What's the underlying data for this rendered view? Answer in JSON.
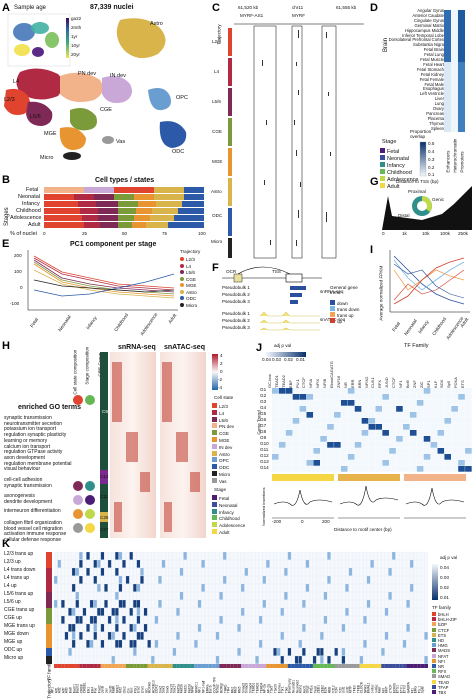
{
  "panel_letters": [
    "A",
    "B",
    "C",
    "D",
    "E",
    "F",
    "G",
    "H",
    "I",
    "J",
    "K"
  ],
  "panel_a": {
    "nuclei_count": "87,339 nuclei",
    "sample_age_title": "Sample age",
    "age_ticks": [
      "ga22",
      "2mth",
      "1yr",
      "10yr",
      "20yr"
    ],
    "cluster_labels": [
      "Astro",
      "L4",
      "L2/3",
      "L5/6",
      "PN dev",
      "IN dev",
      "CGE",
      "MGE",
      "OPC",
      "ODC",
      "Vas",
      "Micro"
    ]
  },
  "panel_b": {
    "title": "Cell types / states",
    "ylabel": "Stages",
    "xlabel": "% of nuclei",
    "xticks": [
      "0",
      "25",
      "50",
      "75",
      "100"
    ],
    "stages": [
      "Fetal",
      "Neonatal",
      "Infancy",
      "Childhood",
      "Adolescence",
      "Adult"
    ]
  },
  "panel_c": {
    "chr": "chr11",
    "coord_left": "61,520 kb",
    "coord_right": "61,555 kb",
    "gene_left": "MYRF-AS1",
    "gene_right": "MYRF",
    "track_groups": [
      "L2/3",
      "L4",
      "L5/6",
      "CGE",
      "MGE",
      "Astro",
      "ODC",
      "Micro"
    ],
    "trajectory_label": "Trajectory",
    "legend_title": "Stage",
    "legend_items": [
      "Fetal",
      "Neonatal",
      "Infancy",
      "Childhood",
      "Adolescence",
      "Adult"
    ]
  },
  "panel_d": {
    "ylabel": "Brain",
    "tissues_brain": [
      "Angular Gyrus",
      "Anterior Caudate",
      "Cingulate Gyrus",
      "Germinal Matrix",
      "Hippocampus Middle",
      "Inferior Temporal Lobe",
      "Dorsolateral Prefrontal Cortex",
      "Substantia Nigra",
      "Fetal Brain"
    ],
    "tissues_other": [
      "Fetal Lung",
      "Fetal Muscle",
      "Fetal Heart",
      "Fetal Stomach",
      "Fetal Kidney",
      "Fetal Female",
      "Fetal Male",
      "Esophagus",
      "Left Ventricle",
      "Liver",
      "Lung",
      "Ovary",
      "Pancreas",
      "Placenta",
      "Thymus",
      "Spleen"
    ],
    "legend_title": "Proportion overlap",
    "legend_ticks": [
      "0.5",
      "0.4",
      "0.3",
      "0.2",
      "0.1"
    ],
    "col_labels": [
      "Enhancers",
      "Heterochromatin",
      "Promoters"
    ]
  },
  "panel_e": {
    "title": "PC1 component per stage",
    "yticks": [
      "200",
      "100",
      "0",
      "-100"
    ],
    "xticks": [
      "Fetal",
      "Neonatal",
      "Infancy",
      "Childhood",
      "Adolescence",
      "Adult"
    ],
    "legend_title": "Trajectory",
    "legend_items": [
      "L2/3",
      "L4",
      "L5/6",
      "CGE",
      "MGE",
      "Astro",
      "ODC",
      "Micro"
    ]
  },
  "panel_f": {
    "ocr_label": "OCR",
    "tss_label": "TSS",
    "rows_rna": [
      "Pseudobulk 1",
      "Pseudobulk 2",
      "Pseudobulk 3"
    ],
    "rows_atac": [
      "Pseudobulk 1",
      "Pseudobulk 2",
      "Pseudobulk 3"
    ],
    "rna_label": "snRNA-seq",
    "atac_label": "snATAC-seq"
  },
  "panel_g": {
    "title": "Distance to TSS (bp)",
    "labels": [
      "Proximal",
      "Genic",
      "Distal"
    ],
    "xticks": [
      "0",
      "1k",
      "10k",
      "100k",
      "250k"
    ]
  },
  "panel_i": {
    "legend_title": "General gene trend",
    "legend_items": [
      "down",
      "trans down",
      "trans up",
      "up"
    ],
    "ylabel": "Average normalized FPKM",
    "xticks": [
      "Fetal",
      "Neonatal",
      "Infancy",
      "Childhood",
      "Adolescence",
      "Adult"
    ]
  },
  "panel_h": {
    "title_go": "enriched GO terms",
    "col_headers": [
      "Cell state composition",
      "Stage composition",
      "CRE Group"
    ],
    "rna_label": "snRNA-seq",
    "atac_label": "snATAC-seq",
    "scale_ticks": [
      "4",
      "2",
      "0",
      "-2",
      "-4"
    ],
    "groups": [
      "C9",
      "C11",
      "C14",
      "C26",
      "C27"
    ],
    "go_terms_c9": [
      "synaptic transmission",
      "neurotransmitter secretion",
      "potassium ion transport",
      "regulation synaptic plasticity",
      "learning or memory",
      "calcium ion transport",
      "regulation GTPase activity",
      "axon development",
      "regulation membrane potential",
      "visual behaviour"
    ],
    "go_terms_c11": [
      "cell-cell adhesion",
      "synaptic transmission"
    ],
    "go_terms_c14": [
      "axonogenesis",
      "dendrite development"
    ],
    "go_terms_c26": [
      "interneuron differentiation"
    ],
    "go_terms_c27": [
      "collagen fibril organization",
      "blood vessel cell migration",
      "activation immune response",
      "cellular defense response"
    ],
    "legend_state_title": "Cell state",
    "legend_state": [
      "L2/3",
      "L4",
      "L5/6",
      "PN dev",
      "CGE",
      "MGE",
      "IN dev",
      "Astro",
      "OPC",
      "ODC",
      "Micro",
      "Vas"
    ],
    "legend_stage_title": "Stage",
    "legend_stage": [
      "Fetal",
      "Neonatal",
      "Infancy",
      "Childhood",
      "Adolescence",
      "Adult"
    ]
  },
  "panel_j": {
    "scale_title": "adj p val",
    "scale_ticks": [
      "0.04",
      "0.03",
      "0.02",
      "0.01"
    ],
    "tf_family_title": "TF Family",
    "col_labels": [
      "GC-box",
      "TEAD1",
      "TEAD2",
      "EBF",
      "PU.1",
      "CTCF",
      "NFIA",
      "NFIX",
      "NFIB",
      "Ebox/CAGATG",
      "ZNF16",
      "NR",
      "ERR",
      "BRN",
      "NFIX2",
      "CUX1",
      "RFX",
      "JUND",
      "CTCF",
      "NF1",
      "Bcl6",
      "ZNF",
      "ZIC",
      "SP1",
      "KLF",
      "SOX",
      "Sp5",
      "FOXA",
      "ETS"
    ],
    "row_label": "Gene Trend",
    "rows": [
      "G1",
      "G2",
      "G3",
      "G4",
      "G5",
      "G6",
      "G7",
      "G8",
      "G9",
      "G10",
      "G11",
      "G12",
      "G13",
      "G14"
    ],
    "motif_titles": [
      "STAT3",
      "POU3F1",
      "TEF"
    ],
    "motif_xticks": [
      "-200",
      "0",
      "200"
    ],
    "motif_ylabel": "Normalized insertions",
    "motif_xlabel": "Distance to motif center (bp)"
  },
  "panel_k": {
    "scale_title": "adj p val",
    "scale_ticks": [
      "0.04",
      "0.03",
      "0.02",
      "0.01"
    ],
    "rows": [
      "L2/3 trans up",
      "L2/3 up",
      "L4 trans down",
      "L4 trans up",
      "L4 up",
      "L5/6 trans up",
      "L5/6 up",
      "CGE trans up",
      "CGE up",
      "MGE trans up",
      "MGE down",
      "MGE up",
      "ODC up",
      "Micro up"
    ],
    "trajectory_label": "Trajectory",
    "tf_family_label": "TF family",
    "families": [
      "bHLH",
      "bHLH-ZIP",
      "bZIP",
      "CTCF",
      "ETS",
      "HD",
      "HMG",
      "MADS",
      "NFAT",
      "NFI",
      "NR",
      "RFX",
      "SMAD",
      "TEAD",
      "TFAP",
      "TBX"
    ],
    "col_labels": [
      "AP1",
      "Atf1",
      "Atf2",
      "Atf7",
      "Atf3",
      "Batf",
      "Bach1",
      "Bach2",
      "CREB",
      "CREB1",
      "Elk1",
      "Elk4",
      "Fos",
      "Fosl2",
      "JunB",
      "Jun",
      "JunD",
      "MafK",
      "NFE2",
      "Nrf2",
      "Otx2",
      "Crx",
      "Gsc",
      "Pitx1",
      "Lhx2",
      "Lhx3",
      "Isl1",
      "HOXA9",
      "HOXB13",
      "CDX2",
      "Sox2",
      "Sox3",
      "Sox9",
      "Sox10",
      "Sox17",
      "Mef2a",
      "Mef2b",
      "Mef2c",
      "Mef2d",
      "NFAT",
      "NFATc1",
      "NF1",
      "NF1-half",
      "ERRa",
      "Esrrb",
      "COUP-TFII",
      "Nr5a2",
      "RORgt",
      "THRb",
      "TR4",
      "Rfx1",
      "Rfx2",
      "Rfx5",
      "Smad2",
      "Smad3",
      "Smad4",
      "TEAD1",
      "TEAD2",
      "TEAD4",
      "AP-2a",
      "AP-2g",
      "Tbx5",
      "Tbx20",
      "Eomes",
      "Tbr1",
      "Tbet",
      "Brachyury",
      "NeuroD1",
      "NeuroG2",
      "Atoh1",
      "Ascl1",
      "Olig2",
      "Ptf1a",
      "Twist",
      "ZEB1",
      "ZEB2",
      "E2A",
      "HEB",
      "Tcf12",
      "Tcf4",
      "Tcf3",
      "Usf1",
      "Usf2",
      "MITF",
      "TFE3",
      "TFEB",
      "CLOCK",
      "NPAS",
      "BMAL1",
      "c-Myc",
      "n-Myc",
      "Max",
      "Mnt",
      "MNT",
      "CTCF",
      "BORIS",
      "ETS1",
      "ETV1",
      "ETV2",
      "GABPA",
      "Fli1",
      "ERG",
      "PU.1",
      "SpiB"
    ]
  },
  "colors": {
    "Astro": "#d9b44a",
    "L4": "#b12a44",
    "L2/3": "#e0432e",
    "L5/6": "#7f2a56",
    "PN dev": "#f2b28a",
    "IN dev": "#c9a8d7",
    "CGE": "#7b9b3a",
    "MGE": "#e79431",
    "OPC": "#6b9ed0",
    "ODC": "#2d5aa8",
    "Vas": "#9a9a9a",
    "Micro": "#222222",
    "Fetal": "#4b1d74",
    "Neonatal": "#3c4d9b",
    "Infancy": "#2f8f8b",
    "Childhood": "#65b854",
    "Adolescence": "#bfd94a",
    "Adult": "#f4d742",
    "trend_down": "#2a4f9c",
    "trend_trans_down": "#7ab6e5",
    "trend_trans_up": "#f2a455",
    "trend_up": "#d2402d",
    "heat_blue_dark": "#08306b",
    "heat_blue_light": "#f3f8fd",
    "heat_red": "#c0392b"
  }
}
_ _ _ _ _ _ _
• WHAT IS BEING ASKED: Look through the entries above and find each line where the word "regulation" occurs; copy those lines.

• FINISHED EXERCISE:
      "regulation synaptic plasticity",
      "regulation GTPase activity",
      "regulation membrane potential",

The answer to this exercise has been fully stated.